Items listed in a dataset
• • •

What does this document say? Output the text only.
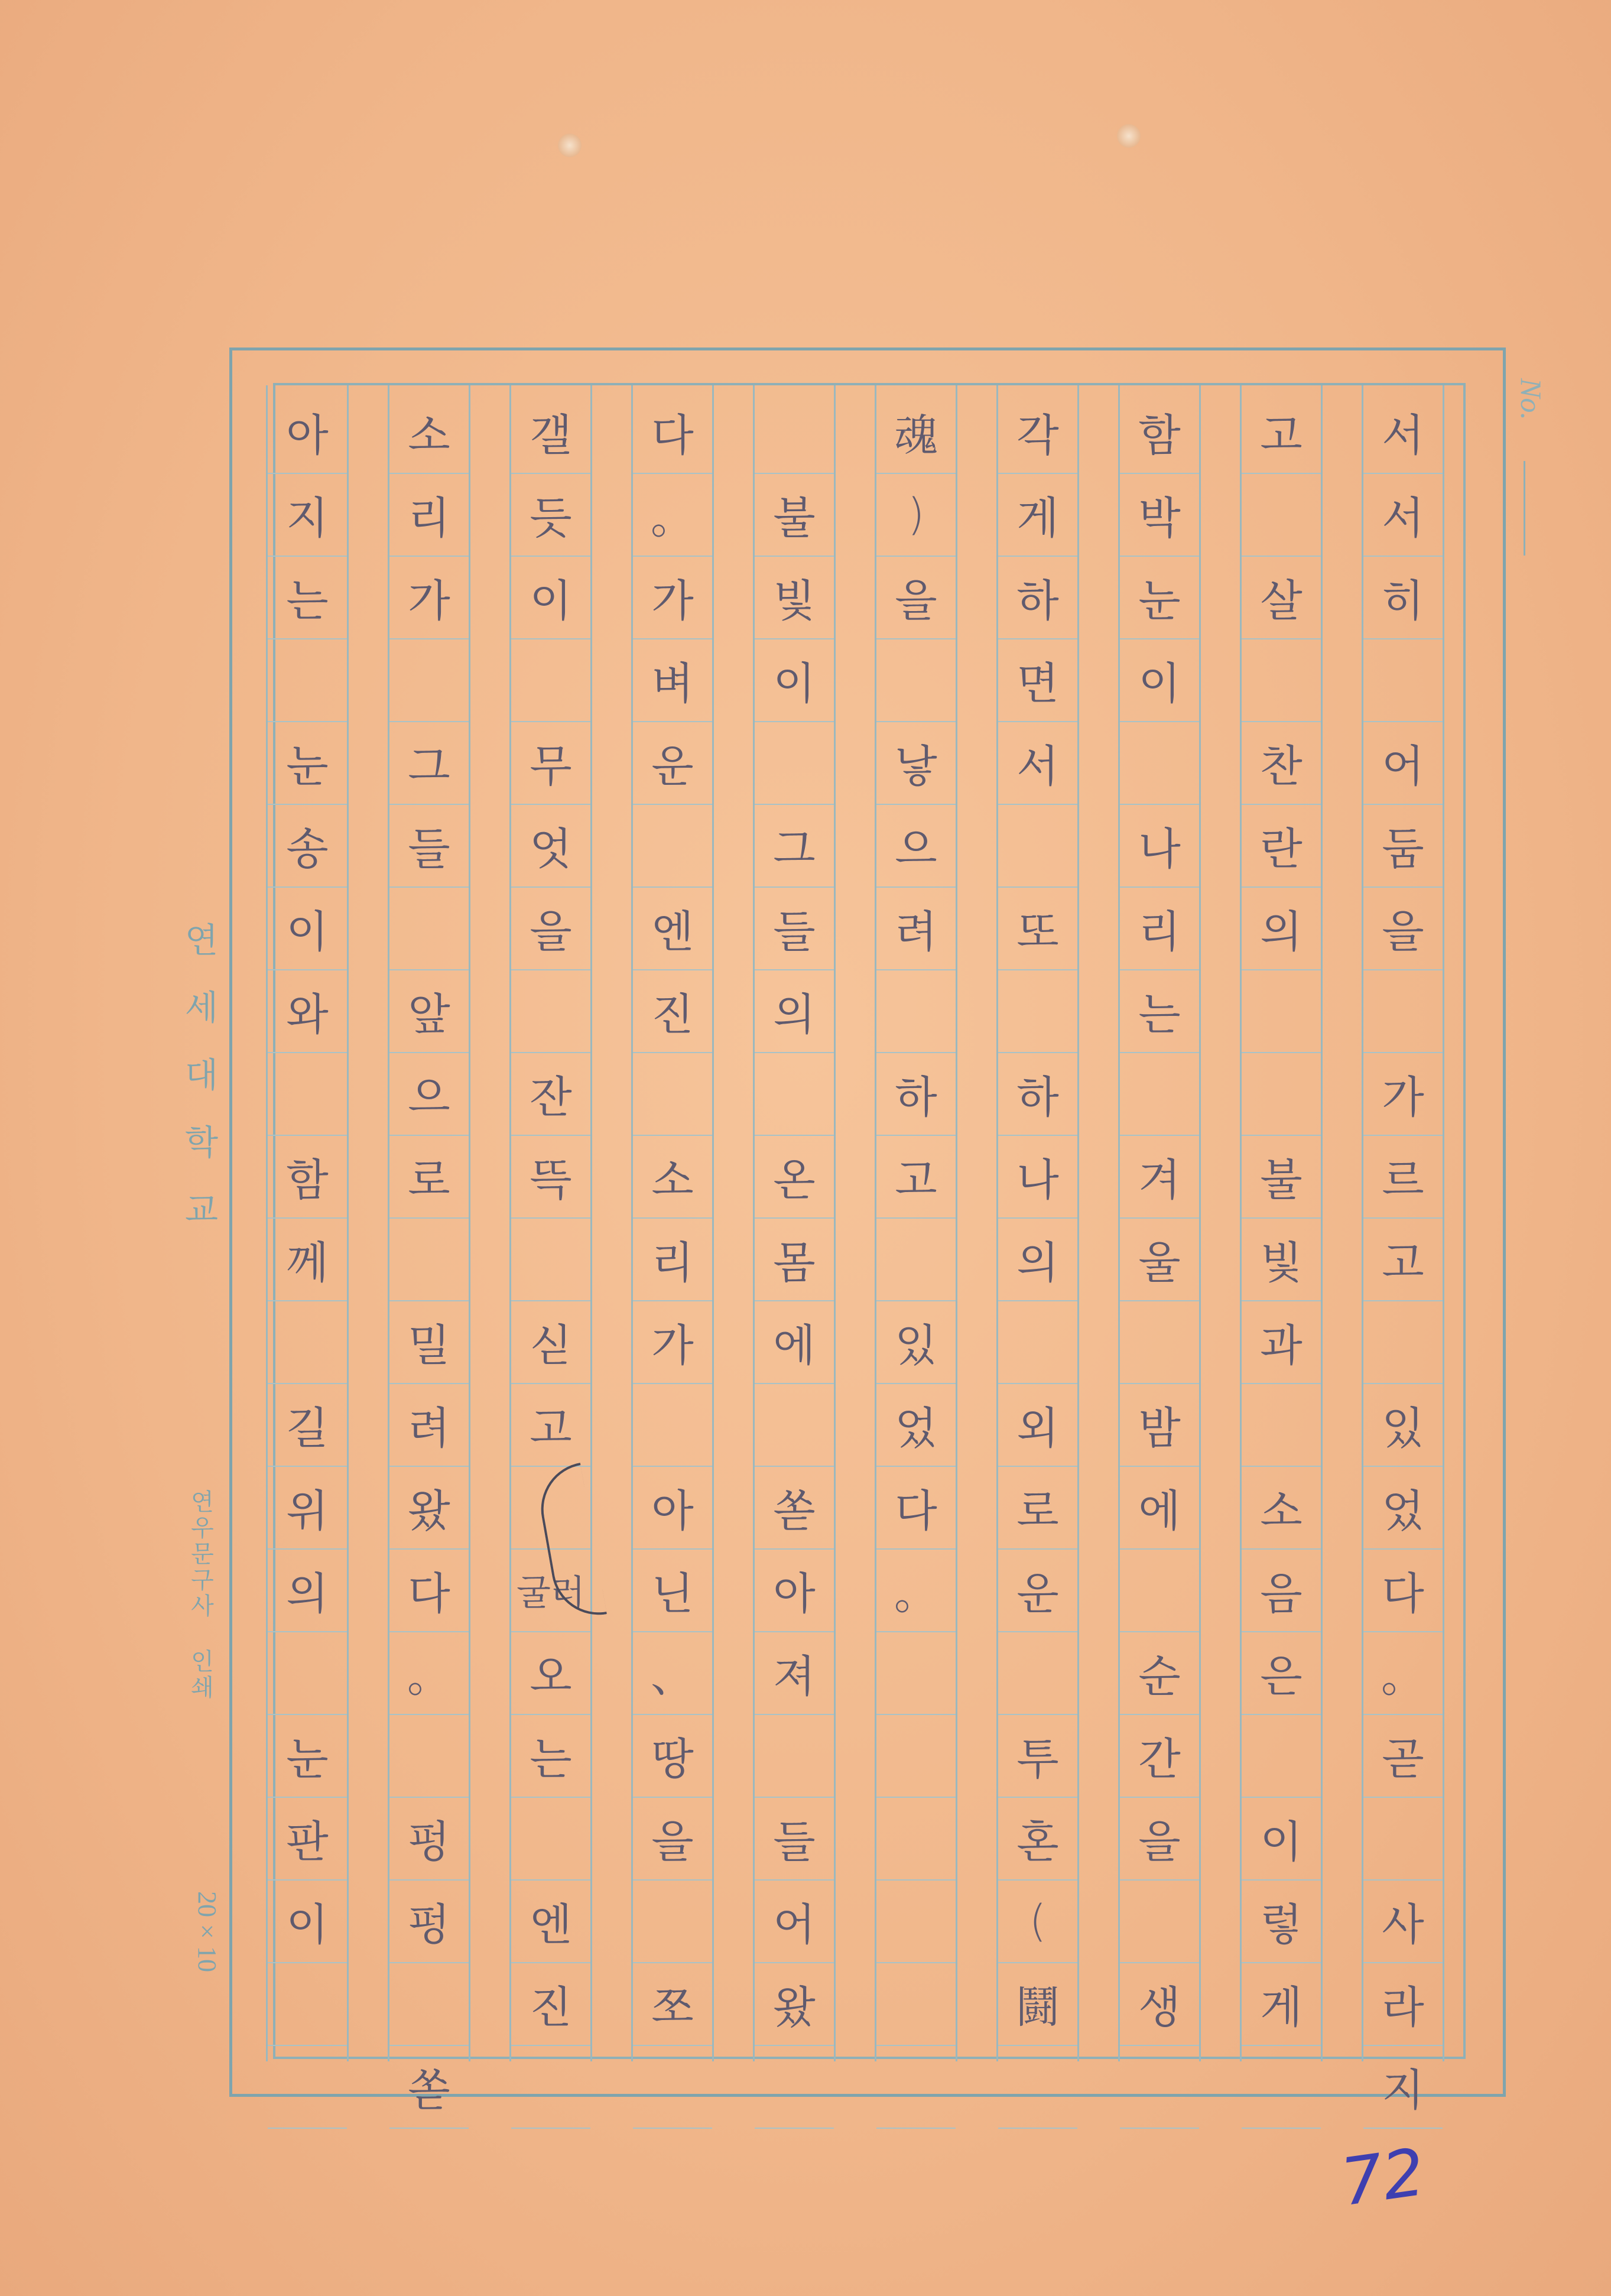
서
서
히
어
둠
을
가
르
고
있
었
다
。
곧
사
라
지
고
살
찬
란
의
불
빛
과
소
음
은
이
렇
게
함
박
눈
이
나
리
는
겨
울
밤
에
순
간
을
생
각
게
하
면
서
또
하
나
의
외
로
운
투
혼
(
鬪
魂
)
을
낳
으
려
하
고
있
었
다
。
불
빛
이
그
들
의
온
몸
에
쏟
아
져
들
어
왔
다
。
가
벼
운
엔
진
소
리
가
아
닌
、
땅
을
쪼
갤
듯
이
무
엇
을
잔
뜩
싣
고
굴러
오
는
엔
진
소
리
가
그
들
앞
으
로
밀
려
왔
다
。
펑
펑
쏟
아
지
는
눈
송
이
와
함
께
길
위
의
눈
판
이
연세대학교
연우문구사 인쇄
20×10
No.
72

• • •

Description of the task ->
Take the listing and print it again exactly, but without any pictures.

Output for this task ->
What does this document say? Output the text only.
서
서
히
어
둠
을
가
르
고
있
었
다
。
곧
사
라
지
고
살
찬
란
의
불
빛
과
소
음
은
이
렇
게
함
박
눈
이
나
리
는
겨
울
밤
에
순
간
을
생
각
게
하
면
서
또
하
나
의
외
로
운
투
혼
(
鬪
魂
)
을
낳
으
려
하
고
있
었
다
。
불
빛
이
그
들
의
온
몸
에
쏟
아
져
들
어
왔
다
。
가
벼
운
엔
진
소
리
가
아
닌
、
땅
을
쪼
갤
듯
이
무
엇
을
잔
뜩
싣
고
굴러
오
는
엔
진
소
리
가
그
들
앞
으
로
밀
려
왔
다
。
펑
펑
쏟
아
지
는
눈
송
이
와
함
께
길
위
의
눈
판
이
연세대학교
연우문구사 인쇄
20×10
No.
72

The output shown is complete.